• _GIVEN DATA_:
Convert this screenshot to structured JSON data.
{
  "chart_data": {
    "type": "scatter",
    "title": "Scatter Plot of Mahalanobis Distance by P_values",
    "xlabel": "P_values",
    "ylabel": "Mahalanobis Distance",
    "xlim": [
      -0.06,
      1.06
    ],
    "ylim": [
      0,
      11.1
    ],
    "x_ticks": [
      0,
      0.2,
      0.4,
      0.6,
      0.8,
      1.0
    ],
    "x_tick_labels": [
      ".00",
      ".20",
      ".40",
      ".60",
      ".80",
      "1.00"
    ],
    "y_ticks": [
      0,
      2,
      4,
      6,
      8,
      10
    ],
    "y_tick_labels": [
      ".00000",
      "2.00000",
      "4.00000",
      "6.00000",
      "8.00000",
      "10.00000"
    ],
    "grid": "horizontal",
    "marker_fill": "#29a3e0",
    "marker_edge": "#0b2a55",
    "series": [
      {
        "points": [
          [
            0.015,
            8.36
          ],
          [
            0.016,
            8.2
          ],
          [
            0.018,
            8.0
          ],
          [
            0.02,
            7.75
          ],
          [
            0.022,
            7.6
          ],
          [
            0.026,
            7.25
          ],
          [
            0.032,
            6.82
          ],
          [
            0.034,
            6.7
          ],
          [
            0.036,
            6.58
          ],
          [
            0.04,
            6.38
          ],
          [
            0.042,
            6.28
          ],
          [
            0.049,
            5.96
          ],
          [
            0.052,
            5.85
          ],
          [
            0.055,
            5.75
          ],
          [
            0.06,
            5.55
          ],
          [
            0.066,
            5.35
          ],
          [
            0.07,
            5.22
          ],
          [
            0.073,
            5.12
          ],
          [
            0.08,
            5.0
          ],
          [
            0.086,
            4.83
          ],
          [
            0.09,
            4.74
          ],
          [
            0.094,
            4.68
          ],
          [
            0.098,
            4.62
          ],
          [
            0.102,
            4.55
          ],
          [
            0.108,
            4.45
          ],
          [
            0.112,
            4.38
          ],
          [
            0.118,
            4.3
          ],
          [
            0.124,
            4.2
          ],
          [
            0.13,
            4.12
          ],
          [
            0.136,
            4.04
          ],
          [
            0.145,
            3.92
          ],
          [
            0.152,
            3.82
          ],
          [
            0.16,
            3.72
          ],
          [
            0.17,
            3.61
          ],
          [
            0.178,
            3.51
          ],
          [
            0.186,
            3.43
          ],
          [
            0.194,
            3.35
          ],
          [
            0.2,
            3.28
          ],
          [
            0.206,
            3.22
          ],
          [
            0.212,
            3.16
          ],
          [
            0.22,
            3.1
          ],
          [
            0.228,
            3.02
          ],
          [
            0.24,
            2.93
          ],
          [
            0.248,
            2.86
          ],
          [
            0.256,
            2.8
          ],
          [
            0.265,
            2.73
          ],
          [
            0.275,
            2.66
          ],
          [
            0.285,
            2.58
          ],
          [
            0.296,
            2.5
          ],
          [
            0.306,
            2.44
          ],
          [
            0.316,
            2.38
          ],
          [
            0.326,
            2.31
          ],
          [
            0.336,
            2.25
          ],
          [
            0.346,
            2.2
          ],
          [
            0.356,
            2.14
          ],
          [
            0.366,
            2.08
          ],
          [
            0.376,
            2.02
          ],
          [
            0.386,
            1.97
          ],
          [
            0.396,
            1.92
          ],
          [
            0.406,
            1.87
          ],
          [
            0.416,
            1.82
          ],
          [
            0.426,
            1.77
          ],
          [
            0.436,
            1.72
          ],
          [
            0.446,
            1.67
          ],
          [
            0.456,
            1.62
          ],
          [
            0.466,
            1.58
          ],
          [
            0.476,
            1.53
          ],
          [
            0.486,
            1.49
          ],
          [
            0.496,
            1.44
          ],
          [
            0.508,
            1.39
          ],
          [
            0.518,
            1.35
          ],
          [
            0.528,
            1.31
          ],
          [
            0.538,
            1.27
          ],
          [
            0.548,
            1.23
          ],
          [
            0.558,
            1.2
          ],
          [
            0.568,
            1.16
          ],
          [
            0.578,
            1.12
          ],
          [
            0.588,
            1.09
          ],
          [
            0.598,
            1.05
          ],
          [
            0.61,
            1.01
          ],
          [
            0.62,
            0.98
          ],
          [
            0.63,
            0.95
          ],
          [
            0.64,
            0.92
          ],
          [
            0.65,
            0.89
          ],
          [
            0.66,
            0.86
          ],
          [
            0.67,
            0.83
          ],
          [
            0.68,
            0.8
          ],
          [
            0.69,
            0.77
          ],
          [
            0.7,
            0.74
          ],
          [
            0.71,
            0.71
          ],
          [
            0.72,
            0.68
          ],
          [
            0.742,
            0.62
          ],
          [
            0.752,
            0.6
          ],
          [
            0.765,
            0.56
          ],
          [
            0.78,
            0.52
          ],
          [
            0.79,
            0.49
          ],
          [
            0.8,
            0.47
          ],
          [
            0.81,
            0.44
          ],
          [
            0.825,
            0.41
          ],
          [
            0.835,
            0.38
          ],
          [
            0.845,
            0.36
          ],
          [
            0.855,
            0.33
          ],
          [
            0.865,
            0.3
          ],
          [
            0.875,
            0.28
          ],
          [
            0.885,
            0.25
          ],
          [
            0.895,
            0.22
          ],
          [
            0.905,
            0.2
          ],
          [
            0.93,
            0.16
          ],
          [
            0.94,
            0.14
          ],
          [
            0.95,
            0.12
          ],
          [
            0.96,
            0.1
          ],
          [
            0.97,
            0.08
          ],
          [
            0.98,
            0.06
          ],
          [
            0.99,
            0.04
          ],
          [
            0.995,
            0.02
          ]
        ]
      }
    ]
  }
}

• _YOUR OBJECTIVE_: Print the whole listing exactly as it is.

• _FULL SOLUTION_:
Convert this screenshot to structured JSON data.
{
  "chart_data": {
    "type": "scatter",
    "title": "Scatter Plot of Mahalanobis Distance by P_values",
    "xlabel": "P_values",
    "ylabel": "Mahalanobis Distance",
    "xlim": [
      -0.06,
      1.06
    ],
    "ylim": [
      0,
      11.1
    ],
    "x_ticks": [
      0,
      0.2,
      0.4,
      0.6,
      0.8,
      1.0
    ],
    "x_tick_labels": [
      ".00",
      ".20",
      ".40",
      ".60",
      ".80",
      "1.00"
    ],
    "y_ticks": [
      0,
      2,
      4,
      6,
      8,
      10
    ],
    "y_tick_labels": [
      ".00000",
      "2.00000",
      "4.00000",
      "6.00000",
      "8.00000",
      "10.00000"
    ],
    "grid": "horizontal",
    "marker_fill": "#29a3e0",
    "marker_edge": "#0b2a55",
    "series": [
      {
        "points": [
          [
            0.015,
            8.36
          ],
          [
            0.016,
            8.2
          ],
          [
            0.018,
            8.0
          ],
          [
            0.02,
            7.75
          ],
          [
            0.022,
            7.6
          ],
          [
            0.026,
            7.25
          ],
          [
            0.032,
            6.82
          ],
          [
            0.034,
            6.7
          ],
          [
            0.036,
            6.58
          ],
          [
            0.04,
            6.38
          ],
          [
            0.042,
            6.28
          ],
          [
            0.049,
            5.96
          ],
          [
            0.052,
            5.85
          ],
          [
            0.055,
            5.75
          ],
          [
            0.06,
            5.55
          ],
          [
            0.066,
            5.35
          ],
          [
            0.07,
            5.22
          ],
          [
            0.073,
            5.12
          ],
          [
            0.08,
            5.0
          ],
          [
            0.086,
            4.83
          ],
          [
            0.09,
            4.74
          ],
          [
            0.094,
            4.68
          ],
          [
            0.098,
            4.62
          ],
          [
            0.102,
            4.55
          ],
          [
            0.108,
            4.45
          ],
          [
            0.112,
            4.38
          ],
          [
            0.118,
            4.3
          ],
          [
            0.124,
            4.2
          ],
          [
            0.13,
            4.12
          ],
          [
            0.136,
            4.04
          ],
          [
            0.145,
            3.92
          ],
          [
            0.152,
            3.82
          ],
          [
            0.16,
            3.72
          ],
          [
            0.17,
            3.61
          ],
          [
            0.178,
            3.51
          ],
          [
            0.186,
            3.43
          ],
          [
            0.194,
            3.35
          ],
          [
            0.2,
            3.28
          ],
          [
            0.206,
            3.22
          ],
          [
            0.212,
            3.16
          ],
          [
            0.22,
            3.1
          ],
          [
            0.228,
            3.02
          ],
          [
            0.24,
            2.93
          ],
          [
            0.248,
            2.86
          ],
          [
            0.256,
            2.8
          ],
          [
            0.265,
            2.73
          ],
          [
            0.275,
            2.66
          ],
          [
            0.285,
            2.58
          ],
          [
            0.296,
            2.5
          ],
          [
            0.306,
            2.44
          ],
          [
            0.316,
            2.38
          ],
          [
            0.326,
            2.31
          ],
          [
            0.336,
            2.25
          ],
          [
            0.346,
            2.2
          ],
          [
            0.356,
            2.14
          ],
          [
            0.366,
            2.08
          ],
          [
            0.376,
            2.02
          ],
          [
            0.386,
            1.97
          ],
          [
            0.396,
            1.92
          ],
          [
            0.406,
            1.87
          ],
          [
            0.416,
            1.82
          ],
          [
            0.426,
            1.77
          ],
          [
            0.436,
            1.72
          ],
          [
            0.446,
            1.67
          ],
          [
            0.456,
            1.62
          ],
          [
            0.466,
            1.58
          ],
          [
            0.476,
            1.53
          ],
          [
            0.486,
            1.49
          ],
          [
            0.496,
            1.44
          ],
          [
            0.508,
            1.39
          ],
          [
            0.518,
            1.35
          ],
          [
            0.528,
            1.31
          ],
          [
            0.538,
            1.27
          ],
          [
            0.548,
            1.23
          ],
          [
            0.558,
            1.2
          ],
          [
            0.568,
            1.16
          ],
          [
            0.578,
            1.12
          ],
          [
            0.588,
            1.09
          ],
          [
            0.598,
            1.05
          ],
          [
            0.61,
            1.01
          ],
          [
            0.62,
            0.98
          ],
          [
            0.63,
            0.95
          ],
          [
            0.64,
            0.92
          ],
          [
            0.65,
            0.89
          ],
          [
            0.66,
            0.86
          ],
          [
            0.67,
            0.83
          ],
          [
            0.68,
            0.8
          ],
          [
            0.69,
            0.77
          ],
          [
            0.7,
            0.74
          ],
          [
            0.71,
            0.71
          ],
          [
            0.72,
            0.68
          ],
          [
            0.742,
            0.62
          ],
          [
            0.752,
            0.6
          ],
          [
            0.765,
            0.56
          ],
          [
            0.78,
            0.52
          ],
          [
            0.79,
            0.49
          ],
          [
            0.8,
            0.47
          ],
          [
            0.81,
            0.44
          ],
          [
            0.825,
            0.41
          ],
          [
            0.835,
            0.38
          ],
          [
            0.845,
            0.36
          ],
          [
            0.855,
            0.33
          ],
          [
            0.865,
            0.3
          ],
          [
            0.875,
            0.28
          ],
          [
            0.885,
            0.25
          ],
          [
            0.895,
            0.22
          ],
          [
            0.905,
            0.2
          ],
          [
            0.93,
            0.16
          ],
          [
            0.94,
            0.14
          ],
          [
            0.95,
            0.12
          ],
          [
            0.96,
            0.1
          ],
          [
            0.97,
            0.08
          ],
          [
            0.98,
            0.06
          ],
          [
            0.99,
            0.04
          ],
          [
            0.995,
            0.02
          ]
        ]
      }
    ]
  }
}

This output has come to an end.